## What is asked
Provide the count of lines that hold "skutki" and no other output.

Records:
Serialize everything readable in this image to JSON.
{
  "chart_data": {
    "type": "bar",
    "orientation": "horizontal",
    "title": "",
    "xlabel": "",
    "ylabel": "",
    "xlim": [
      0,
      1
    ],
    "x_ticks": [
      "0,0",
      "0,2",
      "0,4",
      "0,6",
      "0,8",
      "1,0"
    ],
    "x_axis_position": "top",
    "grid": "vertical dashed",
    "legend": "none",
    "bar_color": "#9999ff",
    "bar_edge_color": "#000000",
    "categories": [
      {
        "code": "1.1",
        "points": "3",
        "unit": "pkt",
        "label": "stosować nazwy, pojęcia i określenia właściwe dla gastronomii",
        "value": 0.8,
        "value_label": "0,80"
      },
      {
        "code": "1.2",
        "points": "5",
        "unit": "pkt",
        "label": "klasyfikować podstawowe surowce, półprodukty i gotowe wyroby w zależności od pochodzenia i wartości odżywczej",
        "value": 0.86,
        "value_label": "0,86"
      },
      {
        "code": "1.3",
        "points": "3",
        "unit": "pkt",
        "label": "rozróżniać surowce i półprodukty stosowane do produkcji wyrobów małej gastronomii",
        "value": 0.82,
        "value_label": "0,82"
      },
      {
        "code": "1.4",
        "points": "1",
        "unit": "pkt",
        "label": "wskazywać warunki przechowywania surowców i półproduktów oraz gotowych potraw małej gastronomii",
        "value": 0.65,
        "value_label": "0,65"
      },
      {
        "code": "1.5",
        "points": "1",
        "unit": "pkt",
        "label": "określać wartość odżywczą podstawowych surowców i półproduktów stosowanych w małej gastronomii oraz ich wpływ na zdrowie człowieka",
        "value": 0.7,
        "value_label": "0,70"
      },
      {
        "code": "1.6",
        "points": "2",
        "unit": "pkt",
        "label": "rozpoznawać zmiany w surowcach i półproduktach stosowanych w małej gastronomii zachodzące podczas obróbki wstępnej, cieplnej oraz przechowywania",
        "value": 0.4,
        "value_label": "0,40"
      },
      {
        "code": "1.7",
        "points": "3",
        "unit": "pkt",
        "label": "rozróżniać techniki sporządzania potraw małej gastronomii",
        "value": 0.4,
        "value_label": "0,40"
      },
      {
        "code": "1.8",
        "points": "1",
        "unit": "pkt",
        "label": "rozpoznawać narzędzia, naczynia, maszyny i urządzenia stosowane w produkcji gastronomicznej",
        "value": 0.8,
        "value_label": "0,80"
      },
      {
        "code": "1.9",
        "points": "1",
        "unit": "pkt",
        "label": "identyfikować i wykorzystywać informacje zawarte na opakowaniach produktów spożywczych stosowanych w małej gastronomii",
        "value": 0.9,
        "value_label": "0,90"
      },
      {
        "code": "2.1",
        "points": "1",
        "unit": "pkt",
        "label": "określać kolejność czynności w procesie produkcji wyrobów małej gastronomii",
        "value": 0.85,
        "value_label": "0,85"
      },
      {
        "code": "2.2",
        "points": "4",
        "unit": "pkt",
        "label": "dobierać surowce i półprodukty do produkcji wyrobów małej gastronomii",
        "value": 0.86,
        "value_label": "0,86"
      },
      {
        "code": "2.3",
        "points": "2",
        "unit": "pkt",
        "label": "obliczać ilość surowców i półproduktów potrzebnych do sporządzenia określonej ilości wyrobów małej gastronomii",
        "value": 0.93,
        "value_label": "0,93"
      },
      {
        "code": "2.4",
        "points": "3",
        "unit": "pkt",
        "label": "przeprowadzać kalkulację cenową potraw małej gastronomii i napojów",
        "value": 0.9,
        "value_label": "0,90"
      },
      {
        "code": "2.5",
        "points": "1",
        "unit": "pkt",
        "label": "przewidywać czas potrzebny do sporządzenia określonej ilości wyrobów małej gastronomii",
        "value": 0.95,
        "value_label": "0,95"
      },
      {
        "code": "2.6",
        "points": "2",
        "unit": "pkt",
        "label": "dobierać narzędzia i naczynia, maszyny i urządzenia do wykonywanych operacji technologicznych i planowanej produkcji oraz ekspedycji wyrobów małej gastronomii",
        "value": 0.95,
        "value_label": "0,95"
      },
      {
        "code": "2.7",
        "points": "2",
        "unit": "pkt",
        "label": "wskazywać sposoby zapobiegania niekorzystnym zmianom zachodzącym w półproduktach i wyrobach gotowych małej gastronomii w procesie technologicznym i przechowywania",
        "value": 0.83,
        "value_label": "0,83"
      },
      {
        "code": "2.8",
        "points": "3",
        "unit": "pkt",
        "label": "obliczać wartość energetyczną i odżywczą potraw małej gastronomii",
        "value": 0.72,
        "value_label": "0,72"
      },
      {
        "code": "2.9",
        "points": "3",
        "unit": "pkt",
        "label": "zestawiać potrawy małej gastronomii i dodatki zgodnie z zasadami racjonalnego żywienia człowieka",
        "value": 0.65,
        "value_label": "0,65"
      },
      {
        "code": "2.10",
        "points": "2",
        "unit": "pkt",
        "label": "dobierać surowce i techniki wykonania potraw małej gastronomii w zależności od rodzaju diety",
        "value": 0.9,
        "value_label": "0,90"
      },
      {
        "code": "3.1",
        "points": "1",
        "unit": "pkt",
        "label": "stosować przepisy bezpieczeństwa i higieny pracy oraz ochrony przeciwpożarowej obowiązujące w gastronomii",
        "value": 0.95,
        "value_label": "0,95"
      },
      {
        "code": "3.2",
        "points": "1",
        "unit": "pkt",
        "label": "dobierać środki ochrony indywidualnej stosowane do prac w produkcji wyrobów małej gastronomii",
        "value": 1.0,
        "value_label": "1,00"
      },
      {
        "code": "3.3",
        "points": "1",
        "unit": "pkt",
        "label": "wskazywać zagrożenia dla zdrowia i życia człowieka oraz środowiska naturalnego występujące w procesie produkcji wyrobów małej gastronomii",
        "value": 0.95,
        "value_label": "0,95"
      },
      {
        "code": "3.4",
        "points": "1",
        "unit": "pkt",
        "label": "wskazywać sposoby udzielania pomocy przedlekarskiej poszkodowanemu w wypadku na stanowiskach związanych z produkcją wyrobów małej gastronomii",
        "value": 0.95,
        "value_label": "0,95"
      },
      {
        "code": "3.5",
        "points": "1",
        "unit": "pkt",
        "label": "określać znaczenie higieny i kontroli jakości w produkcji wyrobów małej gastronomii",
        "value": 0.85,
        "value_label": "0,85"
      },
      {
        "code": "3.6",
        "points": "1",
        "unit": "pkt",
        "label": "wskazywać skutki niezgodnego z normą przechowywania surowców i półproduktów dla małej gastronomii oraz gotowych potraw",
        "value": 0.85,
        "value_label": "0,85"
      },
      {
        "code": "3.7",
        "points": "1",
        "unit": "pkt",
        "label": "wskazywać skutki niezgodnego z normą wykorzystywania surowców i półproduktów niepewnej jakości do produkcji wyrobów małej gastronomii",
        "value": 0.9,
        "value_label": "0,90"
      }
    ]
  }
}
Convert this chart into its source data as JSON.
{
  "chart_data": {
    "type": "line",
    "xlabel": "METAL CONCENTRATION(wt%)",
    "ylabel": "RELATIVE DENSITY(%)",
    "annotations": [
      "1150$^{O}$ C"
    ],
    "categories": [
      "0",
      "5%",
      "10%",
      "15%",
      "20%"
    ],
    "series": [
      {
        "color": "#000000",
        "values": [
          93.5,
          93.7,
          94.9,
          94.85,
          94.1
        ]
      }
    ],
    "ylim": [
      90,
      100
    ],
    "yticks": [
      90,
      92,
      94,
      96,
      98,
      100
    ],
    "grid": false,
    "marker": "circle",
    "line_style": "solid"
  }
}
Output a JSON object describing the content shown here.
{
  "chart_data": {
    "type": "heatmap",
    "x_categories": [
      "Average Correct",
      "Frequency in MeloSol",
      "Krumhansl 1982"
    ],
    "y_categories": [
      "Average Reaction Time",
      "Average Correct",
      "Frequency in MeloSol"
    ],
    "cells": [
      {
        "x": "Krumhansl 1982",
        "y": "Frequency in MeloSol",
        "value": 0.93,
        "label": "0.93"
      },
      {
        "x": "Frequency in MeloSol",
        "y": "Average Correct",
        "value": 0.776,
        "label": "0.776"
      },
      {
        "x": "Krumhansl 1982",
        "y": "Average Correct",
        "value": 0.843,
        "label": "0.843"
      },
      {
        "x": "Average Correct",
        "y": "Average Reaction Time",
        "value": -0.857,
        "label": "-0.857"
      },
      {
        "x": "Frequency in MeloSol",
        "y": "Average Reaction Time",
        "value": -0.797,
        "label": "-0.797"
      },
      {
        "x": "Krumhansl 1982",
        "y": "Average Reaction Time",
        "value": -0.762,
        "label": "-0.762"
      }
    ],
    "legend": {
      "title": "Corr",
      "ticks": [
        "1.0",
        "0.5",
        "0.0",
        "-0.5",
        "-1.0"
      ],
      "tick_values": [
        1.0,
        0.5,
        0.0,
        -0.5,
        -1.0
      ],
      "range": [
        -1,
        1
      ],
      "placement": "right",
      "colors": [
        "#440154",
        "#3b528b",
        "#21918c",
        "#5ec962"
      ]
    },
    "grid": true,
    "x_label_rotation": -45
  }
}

## Reply to the exercise
2